_Письменное задание A_.
Перепишите из отрывка ниже фрагмент между «Любопытно, что самые» и «оценить ее правильно.», включая оба края.

Кроме того, из этого текста Климовича вытекает, будто бы я лгал, описывая «систему Удостоверений». Что это якобы еще один фантастический текст Станислава Лема. Когда я писал «Философию случая», то задумывался, каким образом писатель может дать гарантию своей искренности. Неужели я должен был давать нотариальные клятвы, призывать свидетелей и нанимать частных детективов? Война уничтожила дом моего отца, а с ним и все детские каракули вместе с серебряными ниточками для сшивания удостоверений и зубчатыми колесиками из будильника для перфорирования. Все было так, как я описал. Чего не было, так это знания, с какой целью я это делаю. То сознание ex post, с позиции сорока лет жизни, я туда вложил, и доказательный материал не был вымышлен. Но какие можно представить на то доказательства?
Есть среди этих очерков один странный текст Томаша Бурека. В нем он нападает на меня как на галичанина. В некотором смысле отказываться от того, что я родился в Галиции, было бы нонсенсом, а с другой стороны, я не знаю, как можно постулировать такую оппозицию. Когда мы вращаемся в среде, в которой нет никого, кроме поляков, то вообще не отдаем себе отчета в том, что являемся поляками, разве что кто-то предложит поговорить как поляк с поляком. Точно так же, если среди белых нет ни одного цветного, то не возникает никакой оппозиции в цветовом отношении. Оппозиции людей как существ, принадлежащих виду homo sapiens, не существует до тех пор, пока не появится представитель другого разумного вида, поскольку лишь в этот момент возникает таксономическая цезура: мы — они. А теперь конкретно: в силу неврастенической натуры моего отца меня до начала войны держали как в вате, велосипеда у меня не было и я никогда не выезжал дальше, чем до Яремчи и Ворохты. Единственным городом, который я знал, был Львов. Столицу я увидел лишь в сорок седьмом году, а Краков — в сорок шестом. Как в такой ситуации я мог писать вещи, имеющие характер оппозиции между Галицией и Царством Польским? Так что предложение, которое моему состоянию пристраивают какие-то варшавские антиподы, является фикцией, вымышленной Буреком. Один Бог знает, зачем это понадобилось сообразительному критику?
Любопытно, что самые лучшие разборы «Высокого замка», которые не исходили из предустановленных и самым произвольным образом выведенных критических принципов, а трактовали мой текст более или менее сам по себе, были сделаны одним очень интеллигентным русским и парой швейцарцев. Говорю об этой позиции, потому что это относительно «нормальная» вещь. Это литературная автобиография, и не нужно привлекать каноны науки или критерии фантастики, чтобы оценить ее правильно.
К авторам, которых я всегда читал с большим уважением, принадлежит Малгожата Шпаковская. С удовлетворением прочитал те ее тексты, которые не знал, очень толковые тексты. К этому нечего добавить, потому что толковые тексты не требуют авторского комментария.

_Данные упражнения_.
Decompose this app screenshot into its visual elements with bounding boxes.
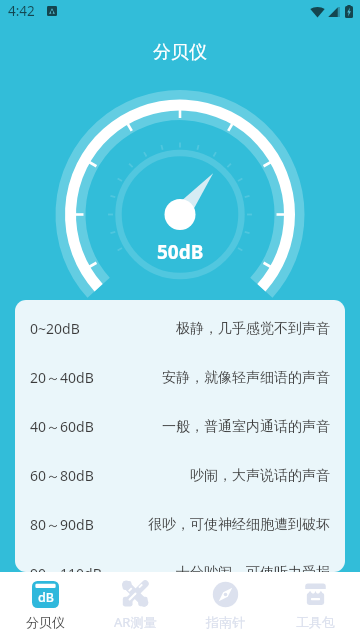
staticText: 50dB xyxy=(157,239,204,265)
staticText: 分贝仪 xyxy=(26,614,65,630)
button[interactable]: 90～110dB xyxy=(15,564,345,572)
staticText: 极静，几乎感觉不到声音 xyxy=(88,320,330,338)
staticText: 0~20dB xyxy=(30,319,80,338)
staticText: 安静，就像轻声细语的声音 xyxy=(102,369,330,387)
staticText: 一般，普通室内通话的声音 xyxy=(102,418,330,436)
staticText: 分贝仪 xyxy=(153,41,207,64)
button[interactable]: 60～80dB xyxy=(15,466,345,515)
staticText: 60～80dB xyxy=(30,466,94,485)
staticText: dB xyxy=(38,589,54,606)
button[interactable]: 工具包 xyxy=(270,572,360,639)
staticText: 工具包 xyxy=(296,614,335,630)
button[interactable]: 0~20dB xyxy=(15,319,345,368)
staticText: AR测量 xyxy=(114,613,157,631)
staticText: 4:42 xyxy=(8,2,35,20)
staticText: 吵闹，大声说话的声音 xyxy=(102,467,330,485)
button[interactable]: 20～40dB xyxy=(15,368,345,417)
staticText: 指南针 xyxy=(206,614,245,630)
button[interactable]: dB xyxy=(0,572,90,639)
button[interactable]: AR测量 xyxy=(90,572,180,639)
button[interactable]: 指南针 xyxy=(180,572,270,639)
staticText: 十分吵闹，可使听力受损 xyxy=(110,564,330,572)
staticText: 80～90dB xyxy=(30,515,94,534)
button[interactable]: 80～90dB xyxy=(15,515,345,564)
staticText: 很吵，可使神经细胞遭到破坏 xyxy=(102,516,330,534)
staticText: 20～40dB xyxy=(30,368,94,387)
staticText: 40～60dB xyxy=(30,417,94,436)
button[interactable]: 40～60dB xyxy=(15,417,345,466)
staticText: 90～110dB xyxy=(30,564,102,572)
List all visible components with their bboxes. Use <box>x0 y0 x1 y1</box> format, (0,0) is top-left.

---

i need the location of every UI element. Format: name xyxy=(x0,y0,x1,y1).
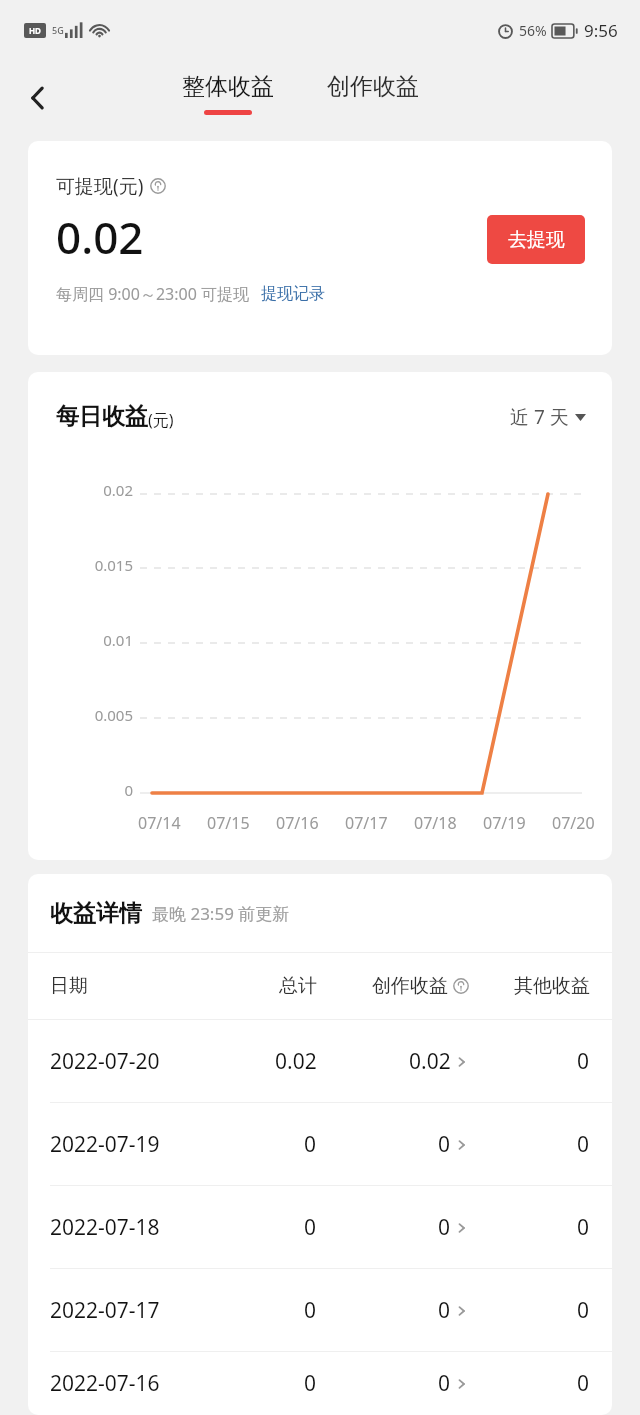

_Письменное задание B_.
Покажите каждую строку записей, в которой встречается строка «interactable». Регистр учитывается.

_Письменный ответ A_.
Любопытно, что самые лучшие разборы «Высокого замка», которые не исходили из предустановленных и самым произвольным образом выведенных критических принципов, а трактовали мой текст более или менее сам по себе, были сделаны одним очень интеллигентным русским и парой швейцарцев. Говорю об этой позиции, потому что это относительно «нормальная» вещь. Это литературная автобиография, и не нужно привлекать каноны науки или критерии фантастики, чтобы оценить ее правильно.

_Письменный ответ B_.
button[interactable]: 90～110dB xyxy=(15,564,345,572)
button[interactable]: 60～80dB xyxy=(15,466,345,515)
button[interactable]: 工具包 xyxy=(270,572,360,639)
button[interactable]: 0~20dB xyxy=(15,319,345,368)
button[interactable]: 20～40dB xyxy=(15,368,345,417)
button[interactable]: dB xyxy=(0,572,90,639)
button[interactable]: AR测量 xyxy=(90,572,180,639)
button[interactable]: 指南针 xyxy=(180,572,270,639)
button[interactable]: 80～90dB xyxy=(15,515,345,564)
button[interactable]: 40～60dB xyxy=(15,417,345,466)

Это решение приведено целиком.